## [EXERCISE DIRECTIONS]
Retype everything from the start of the entries down to the line containing "Detect and localize", including both ends, and leave the pictures out of your answer.

## [PROVIDED RECORDS]
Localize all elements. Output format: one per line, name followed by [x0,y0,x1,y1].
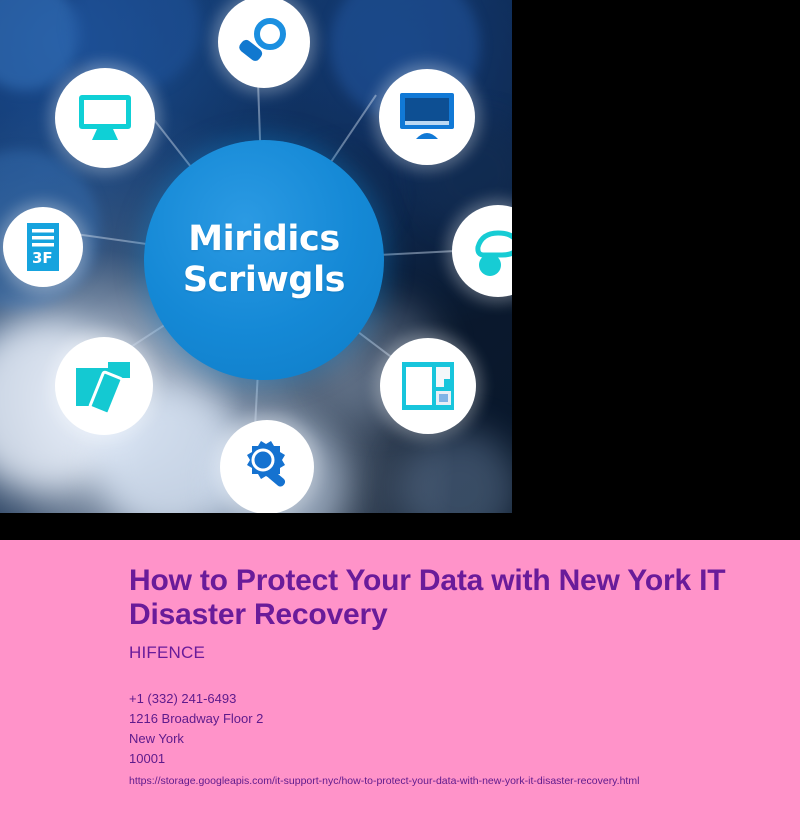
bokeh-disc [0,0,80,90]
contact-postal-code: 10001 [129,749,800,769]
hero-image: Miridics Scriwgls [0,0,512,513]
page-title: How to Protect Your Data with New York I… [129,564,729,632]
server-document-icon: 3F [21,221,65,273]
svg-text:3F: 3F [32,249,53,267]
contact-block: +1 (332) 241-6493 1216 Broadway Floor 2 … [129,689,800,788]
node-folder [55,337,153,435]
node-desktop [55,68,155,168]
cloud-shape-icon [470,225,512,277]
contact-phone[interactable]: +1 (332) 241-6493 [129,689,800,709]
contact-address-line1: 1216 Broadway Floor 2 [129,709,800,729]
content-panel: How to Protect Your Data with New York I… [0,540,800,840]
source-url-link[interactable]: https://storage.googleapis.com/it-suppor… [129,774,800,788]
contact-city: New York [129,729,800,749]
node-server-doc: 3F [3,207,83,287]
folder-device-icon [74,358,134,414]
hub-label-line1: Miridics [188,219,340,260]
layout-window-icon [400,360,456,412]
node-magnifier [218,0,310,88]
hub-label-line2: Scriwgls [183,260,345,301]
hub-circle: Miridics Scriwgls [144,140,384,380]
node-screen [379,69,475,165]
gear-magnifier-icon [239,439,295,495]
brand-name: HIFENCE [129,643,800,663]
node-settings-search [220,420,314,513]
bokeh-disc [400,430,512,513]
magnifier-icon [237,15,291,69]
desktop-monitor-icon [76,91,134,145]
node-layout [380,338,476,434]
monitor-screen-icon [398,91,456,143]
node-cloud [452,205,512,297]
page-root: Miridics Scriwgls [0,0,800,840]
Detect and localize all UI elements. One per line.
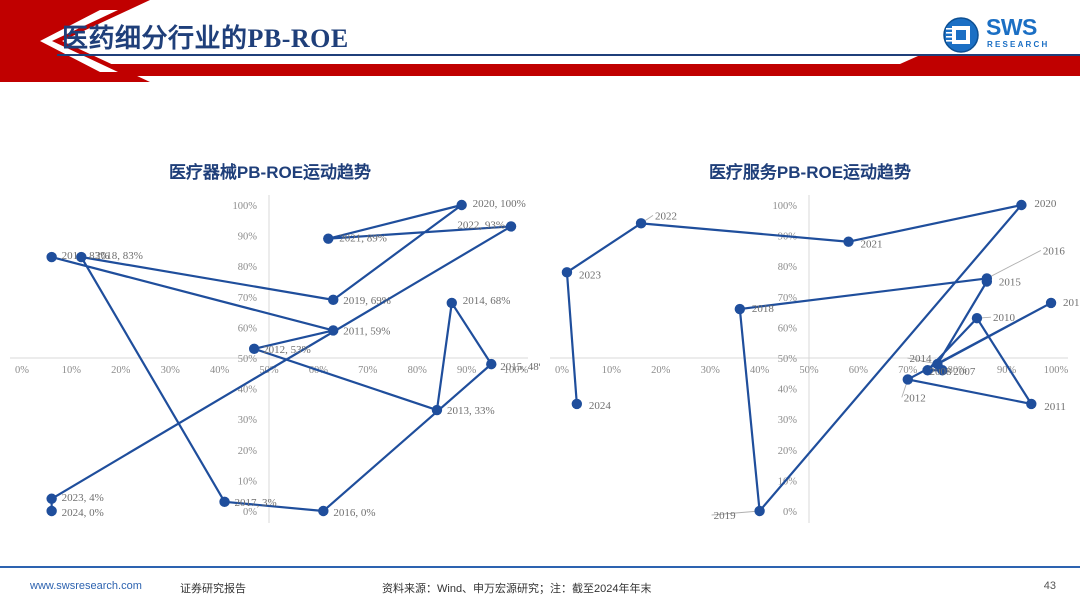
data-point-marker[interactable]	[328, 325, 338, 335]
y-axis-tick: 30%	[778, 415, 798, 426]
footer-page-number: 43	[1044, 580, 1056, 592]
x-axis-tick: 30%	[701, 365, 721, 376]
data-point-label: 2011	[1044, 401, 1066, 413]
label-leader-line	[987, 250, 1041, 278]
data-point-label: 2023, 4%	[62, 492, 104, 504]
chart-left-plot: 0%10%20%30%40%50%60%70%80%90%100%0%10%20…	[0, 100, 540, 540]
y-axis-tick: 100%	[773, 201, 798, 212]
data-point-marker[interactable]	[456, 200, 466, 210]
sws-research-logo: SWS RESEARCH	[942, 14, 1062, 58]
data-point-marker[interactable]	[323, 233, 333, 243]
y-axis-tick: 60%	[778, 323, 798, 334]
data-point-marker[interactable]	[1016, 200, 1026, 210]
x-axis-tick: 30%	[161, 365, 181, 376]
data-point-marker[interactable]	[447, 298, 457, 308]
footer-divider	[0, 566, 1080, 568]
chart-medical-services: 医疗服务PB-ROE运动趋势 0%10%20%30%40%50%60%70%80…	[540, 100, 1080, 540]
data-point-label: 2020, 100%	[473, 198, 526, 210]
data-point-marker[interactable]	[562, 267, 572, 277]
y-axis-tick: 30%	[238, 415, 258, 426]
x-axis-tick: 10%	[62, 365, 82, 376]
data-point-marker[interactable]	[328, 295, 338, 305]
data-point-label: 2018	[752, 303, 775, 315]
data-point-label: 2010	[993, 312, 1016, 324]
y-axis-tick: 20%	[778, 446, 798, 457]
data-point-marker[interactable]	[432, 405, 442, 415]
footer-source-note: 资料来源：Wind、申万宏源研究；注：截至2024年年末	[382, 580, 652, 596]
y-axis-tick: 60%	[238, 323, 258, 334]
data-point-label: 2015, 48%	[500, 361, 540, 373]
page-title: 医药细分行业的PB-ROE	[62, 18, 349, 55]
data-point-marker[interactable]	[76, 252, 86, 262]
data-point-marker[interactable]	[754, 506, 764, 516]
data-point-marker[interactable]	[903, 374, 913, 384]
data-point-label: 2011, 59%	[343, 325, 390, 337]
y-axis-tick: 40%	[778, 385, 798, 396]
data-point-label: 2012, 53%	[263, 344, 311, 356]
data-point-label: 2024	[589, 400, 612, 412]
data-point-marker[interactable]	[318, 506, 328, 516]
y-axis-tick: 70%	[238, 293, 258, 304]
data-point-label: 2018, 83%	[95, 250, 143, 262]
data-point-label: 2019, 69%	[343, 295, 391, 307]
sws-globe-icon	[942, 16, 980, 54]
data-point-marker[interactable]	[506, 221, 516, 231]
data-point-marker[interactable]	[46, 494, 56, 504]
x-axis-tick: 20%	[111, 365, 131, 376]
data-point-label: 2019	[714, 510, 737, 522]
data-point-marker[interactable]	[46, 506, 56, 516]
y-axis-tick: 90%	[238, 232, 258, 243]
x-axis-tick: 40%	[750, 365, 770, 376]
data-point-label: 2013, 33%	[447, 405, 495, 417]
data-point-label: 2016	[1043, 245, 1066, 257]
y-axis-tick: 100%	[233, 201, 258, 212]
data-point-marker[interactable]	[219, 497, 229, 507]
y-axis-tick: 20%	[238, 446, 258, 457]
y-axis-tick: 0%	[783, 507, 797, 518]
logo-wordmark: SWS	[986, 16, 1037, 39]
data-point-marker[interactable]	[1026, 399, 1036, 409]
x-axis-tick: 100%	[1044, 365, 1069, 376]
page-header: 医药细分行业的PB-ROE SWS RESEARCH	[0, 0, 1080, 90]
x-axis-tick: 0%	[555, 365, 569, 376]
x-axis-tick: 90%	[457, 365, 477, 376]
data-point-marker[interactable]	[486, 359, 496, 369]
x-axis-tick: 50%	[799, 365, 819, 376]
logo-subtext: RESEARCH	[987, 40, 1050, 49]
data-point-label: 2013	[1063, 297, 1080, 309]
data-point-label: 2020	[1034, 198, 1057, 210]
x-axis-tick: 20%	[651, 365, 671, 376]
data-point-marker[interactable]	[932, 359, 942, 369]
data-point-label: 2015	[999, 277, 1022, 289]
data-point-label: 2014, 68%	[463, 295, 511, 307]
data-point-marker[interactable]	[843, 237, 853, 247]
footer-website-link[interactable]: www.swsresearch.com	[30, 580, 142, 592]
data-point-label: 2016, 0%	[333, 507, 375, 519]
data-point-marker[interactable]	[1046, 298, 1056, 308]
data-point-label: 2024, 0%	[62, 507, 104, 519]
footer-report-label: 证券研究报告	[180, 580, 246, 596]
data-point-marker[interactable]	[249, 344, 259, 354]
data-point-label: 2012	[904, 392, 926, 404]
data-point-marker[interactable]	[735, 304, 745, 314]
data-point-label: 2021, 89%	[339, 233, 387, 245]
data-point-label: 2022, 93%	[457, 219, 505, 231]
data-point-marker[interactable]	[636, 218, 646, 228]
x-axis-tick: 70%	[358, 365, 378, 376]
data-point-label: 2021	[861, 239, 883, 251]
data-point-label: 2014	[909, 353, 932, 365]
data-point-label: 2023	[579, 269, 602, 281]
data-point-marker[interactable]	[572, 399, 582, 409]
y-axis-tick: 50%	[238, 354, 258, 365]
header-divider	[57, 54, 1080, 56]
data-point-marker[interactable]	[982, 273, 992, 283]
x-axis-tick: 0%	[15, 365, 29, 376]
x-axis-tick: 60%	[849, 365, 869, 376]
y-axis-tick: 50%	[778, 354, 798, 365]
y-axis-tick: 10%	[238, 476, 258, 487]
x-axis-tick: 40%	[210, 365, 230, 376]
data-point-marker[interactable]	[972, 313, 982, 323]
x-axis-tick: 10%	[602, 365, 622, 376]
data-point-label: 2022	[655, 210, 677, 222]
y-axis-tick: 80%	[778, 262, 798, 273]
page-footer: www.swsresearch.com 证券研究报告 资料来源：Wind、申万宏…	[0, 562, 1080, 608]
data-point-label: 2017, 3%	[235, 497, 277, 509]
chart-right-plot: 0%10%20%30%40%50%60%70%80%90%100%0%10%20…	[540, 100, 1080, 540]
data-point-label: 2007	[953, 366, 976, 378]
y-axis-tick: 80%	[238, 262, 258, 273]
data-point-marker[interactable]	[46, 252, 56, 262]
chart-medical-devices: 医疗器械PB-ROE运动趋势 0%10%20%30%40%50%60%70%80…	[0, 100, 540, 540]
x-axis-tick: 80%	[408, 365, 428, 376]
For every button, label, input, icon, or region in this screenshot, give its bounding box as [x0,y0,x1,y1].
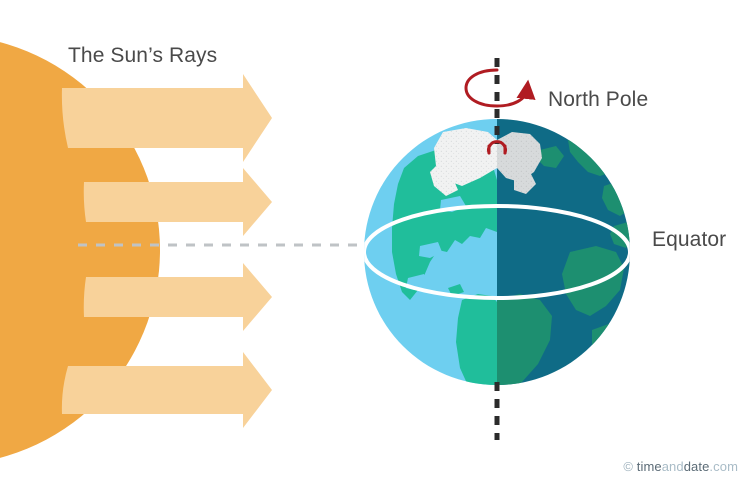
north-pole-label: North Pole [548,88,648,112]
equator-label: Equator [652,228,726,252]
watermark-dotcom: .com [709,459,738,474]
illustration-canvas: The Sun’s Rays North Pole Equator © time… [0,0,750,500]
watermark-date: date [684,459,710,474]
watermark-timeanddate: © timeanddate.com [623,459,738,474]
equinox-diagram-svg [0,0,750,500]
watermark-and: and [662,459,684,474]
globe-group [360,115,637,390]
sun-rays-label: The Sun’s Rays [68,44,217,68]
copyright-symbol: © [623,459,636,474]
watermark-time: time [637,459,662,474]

## [WRITTEN RESPONSE]
Localize all elements. Output format: one per line, name followed by [x0,y0,x1,y1].
bokeh-disc [0,0,80,90]
contact-postal-code: 10001 [129,749,800,769]
hero-image: Miridics Scriwgls [0,0,512,513]
page-title: How to Protect Your Data with New York I… [129,564,729,632]
server-document-icon: 3F [21,221,65,273]
svg-text:3F: 3F [32,249,53,267]
contact-block: +1 (332) 241-6493 1216 Broadway Floor 2 … [129,689,800,788]
node-folder [55,337,153,435]
node-desktop [55,68,155,168]
cloud-shape-icon [470,225,512,277]
contact-phone[interactable]: +1 (332) 241-6493 [129,689,800,709]
contact-address-line1: 1216 Broadway Floor 2 [129,709,800,729]
content-panel: How to Protect Your Data with New York I… [0,540,800,840]
source-url-link[interactable]: https://storage.googleapis.com/it-suppor… [129,774,800,788]
contact-city: New York [129,729,800,749]
node-server-doc: 3F [3,207,83,287]
folder-device-icon [74,358,134,414]
hub-label-line1: Miridics [188,219,340,260]
layout-window-icon [400,360,456,412]
node-magnifier [218,0,310,88]
hub-label-line2: Scriwgls [183,260,345,301]
hub-circle: Miridics Scriwgls [144,140,384,380]
node-screen [379,69,475,165]
gear-magnifier-icon [239,439,295,495]
brand-name: HIFENCE [129,643,800,663]
node-settings-search [220,420,314,513]
bokeh-disc [400,430,512,513]
magnifier-icon [237,15,291,69]
desktop-monitor-icon [76,91,134,145]
node-layout [380,338,476,434]
monitor-screen-icon [398,91,456,143]
node-cloud [452,205,512,297]
page-root: Miridics Scriwgls [0,0,800,840]
Detect and localize all UI elements. One per line.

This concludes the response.